— EXERCISE OBJECTIVE —
Give the number of lines that include the word "право", nothing more.

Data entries
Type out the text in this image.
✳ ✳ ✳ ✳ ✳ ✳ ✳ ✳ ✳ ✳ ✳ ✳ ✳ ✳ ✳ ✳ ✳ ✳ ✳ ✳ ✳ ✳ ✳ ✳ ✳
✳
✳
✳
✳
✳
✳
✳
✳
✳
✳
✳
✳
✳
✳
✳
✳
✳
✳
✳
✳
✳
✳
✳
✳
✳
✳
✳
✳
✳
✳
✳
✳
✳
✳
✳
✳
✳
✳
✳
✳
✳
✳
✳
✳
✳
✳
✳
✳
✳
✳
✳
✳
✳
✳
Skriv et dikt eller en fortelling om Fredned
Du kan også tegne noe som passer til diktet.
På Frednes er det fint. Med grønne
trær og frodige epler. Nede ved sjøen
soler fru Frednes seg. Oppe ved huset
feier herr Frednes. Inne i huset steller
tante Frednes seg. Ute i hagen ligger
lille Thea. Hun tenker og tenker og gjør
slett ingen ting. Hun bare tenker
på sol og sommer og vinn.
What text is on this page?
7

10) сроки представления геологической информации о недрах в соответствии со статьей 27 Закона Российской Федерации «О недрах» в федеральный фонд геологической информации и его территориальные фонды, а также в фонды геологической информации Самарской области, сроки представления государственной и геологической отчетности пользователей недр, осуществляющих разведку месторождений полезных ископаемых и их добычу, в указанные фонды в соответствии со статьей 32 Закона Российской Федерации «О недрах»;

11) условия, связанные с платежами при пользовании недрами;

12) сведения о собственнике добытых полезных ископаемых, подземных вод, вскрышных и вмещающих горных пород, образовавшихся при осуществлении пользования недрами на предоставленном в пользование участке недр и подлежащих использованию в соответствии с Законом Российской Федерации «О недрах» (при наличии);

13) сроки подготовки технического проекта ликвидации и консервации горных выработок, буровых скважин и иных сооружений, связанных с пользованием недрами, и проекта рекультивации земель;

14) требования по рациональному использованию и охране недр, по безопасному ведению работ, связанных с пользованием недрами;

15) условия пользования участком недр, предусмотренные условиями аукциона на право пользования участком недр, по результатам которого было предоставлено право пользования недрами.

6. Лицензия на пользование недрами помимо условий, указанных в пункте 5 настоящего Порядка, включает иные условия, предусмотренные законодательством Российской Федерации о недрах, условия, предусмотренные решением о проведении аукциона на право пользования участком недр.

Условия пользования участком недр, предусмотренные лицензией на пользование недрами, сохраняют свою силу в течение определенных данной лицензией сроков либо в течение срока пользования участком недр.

--

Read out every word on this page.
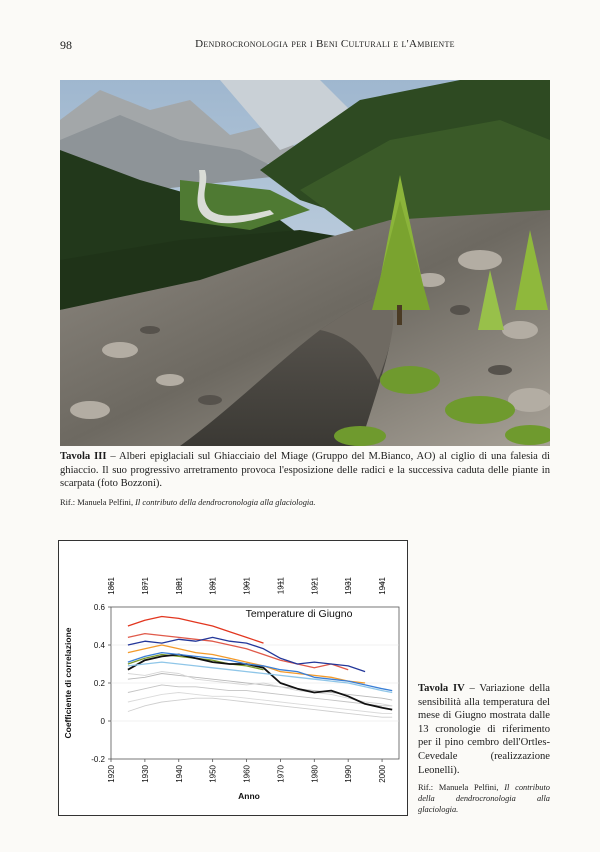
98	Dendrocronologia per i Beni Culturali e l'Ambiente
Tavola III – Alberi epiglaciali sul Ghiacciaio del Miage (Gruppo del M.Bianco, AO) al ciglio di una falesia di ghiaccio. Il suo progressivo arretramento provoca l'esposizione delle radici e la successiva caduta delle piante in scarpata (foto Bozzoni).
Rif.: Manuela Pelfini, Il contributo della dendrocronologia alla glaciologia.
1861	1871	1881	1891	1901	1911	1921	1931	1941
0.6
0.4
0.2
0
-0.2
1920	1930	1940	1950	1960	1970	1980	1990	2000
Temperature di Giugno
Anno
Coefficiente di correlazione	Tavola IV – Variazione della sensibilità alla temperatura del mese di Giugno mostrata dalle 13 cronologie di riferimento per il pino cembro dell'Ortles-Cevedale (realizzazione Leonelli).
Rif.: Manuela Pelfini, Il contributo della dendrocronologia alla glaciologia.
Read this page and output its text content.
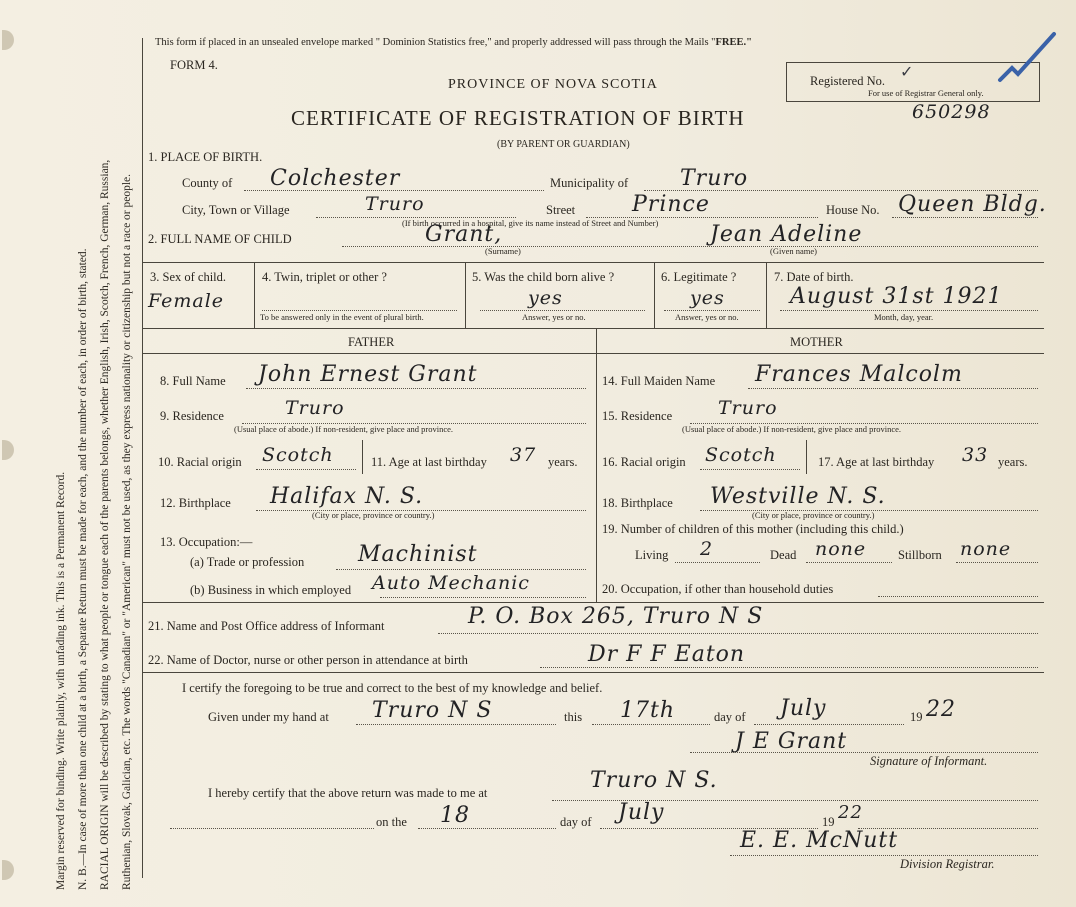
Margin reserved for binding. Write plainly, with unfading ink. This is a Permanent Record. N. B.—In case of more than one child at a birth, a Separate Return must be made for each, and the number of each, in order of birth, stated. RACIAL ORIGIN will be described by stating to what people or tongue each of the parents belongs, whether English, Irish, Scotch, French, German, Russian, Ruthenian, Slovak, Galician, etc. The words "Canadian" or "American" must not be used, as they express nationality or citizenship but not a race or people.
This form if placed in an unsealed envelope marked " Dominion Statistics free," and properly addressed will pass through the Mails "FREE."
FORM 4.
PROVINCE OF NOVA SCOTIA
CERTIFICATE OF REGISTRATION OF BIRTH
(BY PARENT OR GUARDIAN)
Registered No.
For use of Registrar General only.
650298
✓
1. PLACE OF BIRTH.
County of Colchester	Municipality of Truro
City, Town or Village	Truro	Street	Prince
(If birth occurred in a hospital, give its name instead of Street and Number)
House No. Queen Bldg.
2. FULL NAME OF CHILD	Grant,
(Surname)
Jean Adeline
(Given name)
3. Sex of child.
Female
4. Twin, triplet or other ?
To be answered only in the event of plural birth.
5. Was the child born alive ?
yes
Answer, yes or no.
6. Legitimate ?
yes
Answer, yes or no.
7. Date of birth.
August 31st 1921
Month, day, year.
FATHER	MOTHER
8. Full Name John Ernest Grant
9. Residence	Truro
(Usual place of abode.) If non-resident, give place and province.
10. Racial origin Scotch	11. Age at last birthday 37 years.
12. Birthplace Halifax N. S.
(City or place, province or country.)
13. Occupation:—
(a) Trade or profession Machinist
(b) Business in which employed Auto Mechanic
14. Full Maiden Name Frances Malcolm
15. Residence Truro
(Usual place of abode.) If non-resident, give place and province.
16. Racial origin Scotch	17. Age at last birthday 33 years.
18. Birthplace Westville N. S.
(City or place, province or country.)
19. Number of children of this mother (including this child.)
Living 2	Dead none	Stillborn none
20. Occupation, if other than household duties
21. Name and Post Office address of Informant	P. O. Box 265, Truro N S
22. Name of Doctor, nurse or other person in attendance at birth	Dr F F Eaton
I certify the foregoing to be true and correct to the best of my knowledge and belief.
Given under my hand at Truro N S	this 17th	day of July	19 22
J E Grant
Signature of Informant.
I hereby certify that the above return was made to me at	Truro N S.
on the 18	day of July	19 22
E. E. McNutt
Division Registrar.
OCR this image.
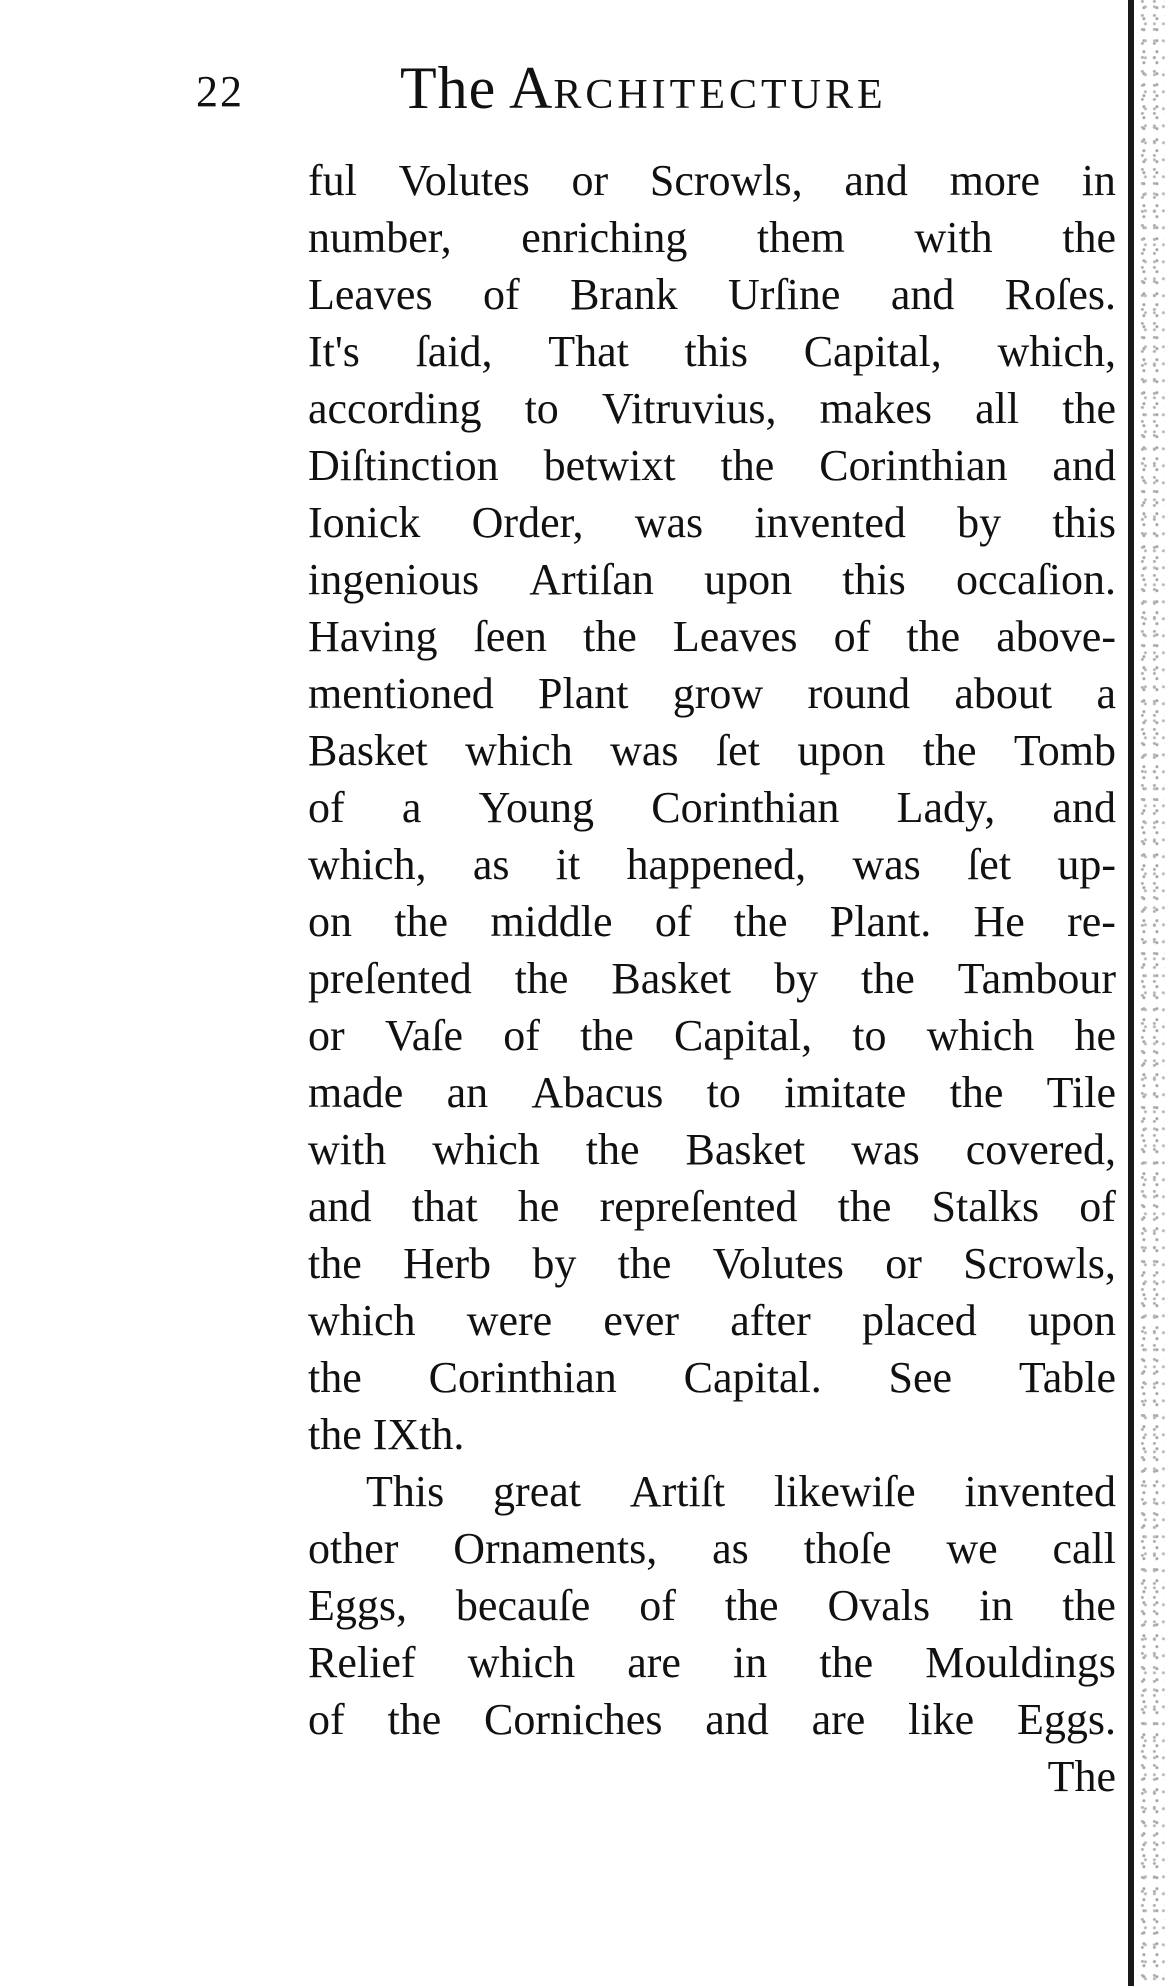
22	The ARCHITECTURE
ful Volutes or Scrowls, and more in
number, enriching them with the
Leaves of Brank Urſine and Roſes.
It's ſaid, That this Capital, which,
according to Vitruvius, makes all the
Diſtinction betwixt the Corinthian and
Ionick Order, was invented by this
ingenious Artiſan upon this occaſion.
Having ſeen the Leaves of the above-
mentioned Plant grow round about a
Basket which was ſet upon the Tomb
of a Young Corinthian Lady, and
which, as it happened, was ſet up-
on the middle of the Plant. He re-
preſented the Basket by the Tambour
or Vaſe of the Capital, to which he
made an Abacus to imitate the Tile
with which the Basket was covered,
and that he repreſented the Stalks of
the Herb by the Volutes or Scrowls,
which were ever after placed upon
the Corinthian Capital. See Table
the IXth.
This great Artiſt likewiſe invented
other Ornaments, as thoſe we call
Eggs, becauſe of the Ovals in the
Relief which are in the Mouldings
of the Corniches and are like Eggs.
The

— REPLY —
2